__Supplied data__
****************************************

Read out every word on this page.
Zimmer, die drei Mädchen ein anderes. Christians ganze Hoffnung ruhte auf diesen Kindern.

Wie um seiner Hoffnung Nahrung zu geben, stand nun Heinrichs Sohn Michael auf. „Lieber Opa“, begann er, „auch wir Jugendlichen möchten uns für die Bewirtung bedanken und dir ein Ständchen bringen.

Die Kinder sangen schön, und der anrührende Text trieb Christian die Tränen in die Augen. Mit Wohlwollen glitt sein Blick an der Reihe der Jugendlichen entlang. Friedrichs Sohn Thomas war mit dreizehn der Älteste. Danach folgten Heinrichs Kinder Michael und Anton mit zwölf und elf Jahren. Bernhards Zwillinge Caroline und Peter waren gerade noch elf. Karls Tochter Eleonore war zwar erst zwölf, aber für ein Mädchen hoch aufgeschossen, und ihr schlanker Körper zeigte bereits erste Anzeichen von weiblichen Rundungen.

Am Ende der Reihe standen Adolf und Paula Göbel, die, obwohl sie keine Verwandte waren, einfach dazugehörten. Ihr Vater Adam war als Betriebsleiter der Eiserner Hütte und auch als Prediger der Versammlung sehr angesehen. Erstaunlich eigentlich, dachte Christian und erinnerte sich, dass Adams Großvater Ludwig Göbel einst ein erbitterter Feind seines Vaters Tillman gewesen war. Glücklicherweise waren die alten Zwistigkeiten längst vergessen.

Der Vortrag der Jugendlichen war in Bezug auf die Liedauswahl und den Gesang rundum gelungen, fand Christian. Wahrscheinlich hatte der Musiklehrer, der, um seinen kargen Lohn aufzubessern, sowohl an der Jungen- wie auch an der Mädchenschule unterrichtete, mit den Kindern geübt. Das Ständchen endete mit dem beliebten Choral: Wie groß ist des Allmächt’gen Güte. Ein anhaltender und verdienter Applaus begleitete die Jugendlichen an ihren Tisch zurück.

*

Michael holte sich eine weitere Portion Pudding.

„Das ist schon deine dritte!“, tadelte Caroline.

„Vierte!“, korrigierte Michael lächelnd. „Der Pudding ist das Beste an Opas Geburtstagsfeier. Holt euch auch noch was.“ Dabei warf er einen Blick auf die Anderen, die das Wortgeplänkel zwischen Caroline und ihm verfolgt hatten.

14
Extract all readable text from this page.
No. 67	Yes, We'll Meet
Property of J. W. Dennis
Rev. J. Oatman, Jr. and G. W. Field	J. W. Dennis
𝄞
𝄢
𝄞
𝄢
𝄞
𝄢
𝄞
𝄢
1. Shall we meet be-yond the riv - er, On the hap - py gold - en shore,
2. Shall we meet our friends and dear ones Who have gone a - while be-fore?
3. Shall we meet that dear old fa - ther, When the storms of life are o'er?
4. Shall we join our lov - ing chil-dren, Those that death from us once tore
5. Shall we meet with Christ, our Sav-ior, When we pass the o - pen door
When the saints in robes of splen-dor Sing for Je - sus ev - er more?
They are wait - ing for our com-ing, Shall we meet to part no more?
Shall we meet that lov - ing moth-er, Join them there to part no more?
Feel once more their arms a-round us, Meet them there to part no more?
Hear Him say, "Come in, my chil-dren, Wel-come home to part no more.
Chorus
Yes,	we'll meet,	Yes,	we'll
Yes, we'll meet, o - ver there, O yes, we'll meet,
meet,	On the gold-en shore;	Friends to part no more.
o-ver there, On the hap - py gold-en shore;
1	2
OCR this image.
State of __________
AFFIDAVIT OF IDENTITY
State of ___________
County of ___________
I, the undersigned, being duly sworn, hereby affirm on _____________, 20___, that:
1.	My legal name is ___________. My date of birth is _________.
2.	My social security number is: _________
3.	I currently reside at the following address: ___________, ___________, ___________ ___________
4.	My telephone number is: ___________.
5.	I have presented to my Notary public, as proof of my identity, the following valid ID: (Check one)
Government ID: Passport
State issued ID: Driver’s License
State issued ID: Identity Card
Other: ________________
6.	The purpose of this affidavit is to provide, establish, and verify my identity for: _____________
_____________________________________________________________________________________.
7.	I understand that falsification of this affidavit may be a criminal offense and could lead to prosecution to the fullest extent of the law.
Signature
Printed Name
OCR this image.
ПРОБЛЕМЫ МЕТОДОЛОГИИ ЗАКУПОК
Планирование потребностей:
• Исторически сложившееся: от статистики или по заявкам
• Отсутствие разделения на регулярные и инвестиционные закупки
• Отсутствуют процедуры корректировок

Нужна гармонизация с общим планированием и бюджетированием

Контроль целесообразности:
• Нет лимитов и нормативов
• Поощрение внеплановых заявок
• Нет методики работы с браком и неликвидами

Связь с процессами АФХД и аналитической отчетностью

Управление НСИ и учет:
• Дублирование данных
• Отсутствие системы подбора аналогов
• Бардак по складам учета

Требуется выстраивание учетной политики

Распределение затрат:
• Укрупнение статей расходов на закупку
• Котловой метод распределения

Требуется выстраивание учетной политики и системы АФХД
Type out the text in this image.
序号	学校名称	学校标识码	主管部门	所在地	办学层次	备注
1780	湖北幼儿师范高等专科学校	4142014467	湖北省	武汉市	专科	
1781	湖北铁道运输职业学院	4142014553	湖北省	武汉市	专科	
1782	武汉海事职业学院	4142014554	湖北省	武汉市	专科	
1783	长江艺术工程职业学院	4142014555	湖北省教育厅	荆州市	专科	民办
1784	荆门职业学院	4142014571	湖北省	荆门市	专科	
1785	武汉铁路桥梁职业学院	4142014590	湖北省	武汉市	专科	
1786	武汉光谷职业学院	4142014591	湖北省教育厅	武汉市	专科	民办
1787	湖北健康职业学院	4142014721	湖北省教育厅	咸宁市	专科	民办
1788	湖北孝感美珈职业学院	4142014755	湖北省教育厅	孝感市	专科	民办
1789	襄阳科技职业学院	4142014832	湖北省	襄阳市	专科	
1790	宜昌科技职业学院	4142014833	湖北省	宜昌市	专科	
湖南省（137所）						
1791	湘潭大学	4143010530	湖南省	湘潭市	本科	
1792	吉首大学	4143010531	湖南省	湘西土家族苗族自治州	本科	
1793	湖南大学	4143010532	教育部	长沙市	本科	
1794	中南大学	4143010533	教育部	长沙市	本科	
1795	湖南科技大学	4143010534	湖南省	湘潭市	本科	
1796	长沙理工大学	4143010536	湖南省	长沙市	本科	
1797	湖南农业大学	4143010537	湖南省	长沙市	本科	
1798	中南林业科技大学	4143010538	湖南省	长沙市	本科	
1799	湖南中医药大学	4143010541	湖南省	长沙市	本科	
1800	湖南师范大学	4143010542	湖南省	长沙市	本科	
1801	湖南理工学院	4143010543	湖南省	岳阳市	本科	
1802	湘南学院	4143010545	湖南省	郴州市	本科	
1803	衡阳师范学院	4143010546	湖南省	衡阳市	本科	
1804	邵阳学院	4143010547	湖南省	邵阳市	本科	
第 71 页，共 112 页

****************************************

Reproduce all of the entries word for word.

Read out every word on this page.
Zimmer, die drei Mädchen ein anderes. Christians ganze Hoffnung ruhte auf diesen Kindern.

Wie um seiner Hoffnung Nahrung zu geben, stand nun Heinrichs Sohn Michael auf. „Lieber Opa“, begann er, „auch wir Jugendlichen möchten uns für die Bewirtung bedanken und dir ein Ständchen bringen.

Die Kinder sangen schön, und der anrührende Text trieb Christian die Tränen in die Augen. Mit Wohlwollen glitt sein Blick an der Reihe der Jugendlichen entlang. Friedrichs Sohn Thomas war mit dreizehn der Älteste. Danach folgten Heinrichs Kinder Michael und Anton mit zwölf und elf Jahren. Bernhards Zwillinge Caroline und Peter waren gerade noch elf. Karls Tochter Eleonore war zwar erst zwölf, aber für ein Mädchen hoch aufgeschossen, und ihr schlanker Körper zeigte bereits erste Anzeichen von weiblichen Rundungen.

Am Ende der Reihe standen Adolf und Paula Göbel, die, obwohl sie keine Verwandte waren, einfach dazugehörten. Ihr Vater Adam war als Betriebsleiter der Eiserner Hütte und auch als Prediger der Versammlung sehr angesehen. Erstaunlich eigentlich, dachte Christian und erinnerte sich, dass Adams Großvater Ludwig Göbel einst ein erbitterter Feind seines Vaters Tillman gewesen war. Glücklicherweise waren die alten Zwistigkeiten längst vergessen.

Der Vortrag der Jugendlichen war in Bezug auf die Liedauswahl und den Gesang rundum gelungen, fand Christian. Wahrscheinlich hatte der Musiklehrer, der, um seinen kargen Lohn aufzubessern, sowohl an der Jungen- wie auch an der Mädchenschule unterrichtete, mit den Kindern geübt. Das Ständchen endete mit dem beliebten Choral: Wie groß ist des Allmächt’gen Güte. Ein anhaltender und verdienter Applaus begleitete die Jugendlichen an ihren Tisch zurück.

*

Michael holte sich eine weitere Portion Pudding.

„Das ist schon deine dritte!“, tadelte Caroline.

„Vierte!“, korrigierte Michael lächelnd. „Der Pudding ist das Beste an Opas Geburtstagsfeier. Holt euch auch noch was.“ Dabei warf er einen Blick auf die Anderen, die das Wortgeplänkel zwischen Caroline und ihm verfolgt hatten.

14
Extract all readable text from this page.
No. 67	Yes, We'll Meet
Property of J. W. Dennis
Rev. J. Oatman, Jr. and G. W. Field	J. W. Dennis
𝄞
𝄢
𝄞
𝄢
𝄞
𝄢
𝄞
𝄢
1. Shall we meet be-yond the riv - er, On the hap - py gold - en shore,
2. Shall we meet our friends and dear ones Who have gone a - while be-fore?
3. Shall we meet that dear old fa - ther, When the storms of life are o'er?
4. Shall we join our lov - ing chil-dren, Those that death from us once tore
5. Shall we meet with Christ, our Sav-ior, When we pass the o - pen door
When the saints in robes of splen-dor Sing for Je - sus ev - er more?
They are wait - ing for our com-ing, Shall we meet to part no more?
Shall we meet that lov - ing moth-er, Join them there to part no more?
Feel once more their arms a-round us, Meet them there to part no more?
Hear Him say, "Come in, my chil-dren, Wel-come home to part no more.
Chorus
Yes,	we'll meet,	Yes,	we'll
Yes, we'll meet, o - ver there, O yes, we'll meet,
meet,	On the gold-en shore;	Friends to part no more.
o-ver there, On the hap - py gold-en shore;
1	2
OCR this image.
State of __________
AFFIDAVIT OF IDENTITY
State of ___________
County of ___________
I, the undersigned, being duly sworn, hereby affirm on _____________, 20___, that:
1.	My legal name is ___________. My date of birth is _________.
2.	My social security number is: _________
3.	I currently reside at the following address: ___________, ___________, ___________ ___________
4.	My telephone number is: ___________.
5.	I have presented to my Notary public, as proof of my identity, the following valid ID: (Check one)
Government ID: Passport
State issued ID: Driver’s License
State issued ID: Identity Card
Other: ________________
6.	The purpose of this affidavit is to provide, establish, and verify my identity for: _____________
_____________________________________________________________________________________.
7.	I understand that falsification of this affidavit may be a criminal offense and could lead to prosecution to the fullest extent of the law.
Signature
Printed Name
OCR this image.
ПРОБЛЕМЫ МЕТОДОЛОГИИ ЗАКУПОК
Планирование потребностей:
• Исторически сложившееся: от статистики или по заявкам
• Отсутствие разделения на регулярные и инвестиционные закупки
• Отсутствуют процедуры корректировок

Нужна гармонизация с общим планированием и бюджетированием

Контроль целесообразности:
• Нет лимитов и нормативов
• Поощрение внеплановых заявок
• Нет методики работы с браком и неликвидами

Связь с процессами АФХД и аналитической отчетностью

Управление НСИ и учет:
• Дублирование данных
• Отсутствие системы подбора аналогов
• Бардак по складам учета

Требуется выстраивание учетной политики

Распределение затрат:
• Укрупнение статей расходов на закупку
• Котловой метод распределения

Требуется выстраивание учетной политики и системы АФХД
Type out the text in this image.
序号	学校名称	学校标识码	主管部门	所在地	办学层次	备注
1780	湖北幼儿师范高等专科学校	4142014467	湖北省	武汉市	专科	
1781	湖北铁道运输职业学院	4142014553	湖北省	武汉市	专科	
1782	武汉海事职业学院	4142014554	湖北省	武汉市	专科	
1783	长江艺术工程职业学院	4142014555	湖北省教育厅	荆州市	专科	民办
1784	荆门职业学院	4142014571	湖北省	荆门市	专科	
1785	武汉铁路桥梁职业学院	4142014590	湖北省	武汉市	专科	
1786	武汉光谷职业学院	4142014591	湖北省教育厅	武汉市	专科	民办
1787	湖北健康职业学院	4142014721	湖北省教育厅	咸宁市	专科	民办
1788	湖北孝感美珈职业学院	4142014755	湖北省教育厅	孝感市	专科	民办
1789	襄阳科技职业学院	4142014832	湖北省	襄阳市	专科	
1790	宜昌科技职业学院	4142014833	湖北省	宜昌市	专科	
湖南省（137所）						
1791	湘潭大学	4143010530	湖南省	湘潭市	本科	
1792	吉首大学	4143010531	湖南省	湘西土家族苗族自治州	本科	
1793	湖南大学	4143010532	教育部	长沙市	本科	
1794	中南大学	4143010533	教育部	长沙市	本科	
1795	湖南科技大学	4143010534	湖南省	湘潭市	本科	
1796	长沙理工大学	4143010536	湖南省	长沙市	本科	
1797	湖南农业大学	4143010537	湖南省	长沙市	本科	
1798	中南林业科技大学	4143010538	湖南省	长沙市	本科	
1799	湖南中医药大学	4143010541	湖南省	长沙市	本科	
1800	湖南师范大学	4143010542	湖南省	长沙市	本科	
1801	湖南理工学院	4143010543	湖南省	岳阳市	本科	
1802	湘南学院	4143010545	湖南省	郴州市	本科	
1803	衡阳师范学院	4143010546	湖南省	衡阳市	本科	
1804	邵阳学院	4143010547	湖南省	邵阳市	本科	
第 71 页，共 112 页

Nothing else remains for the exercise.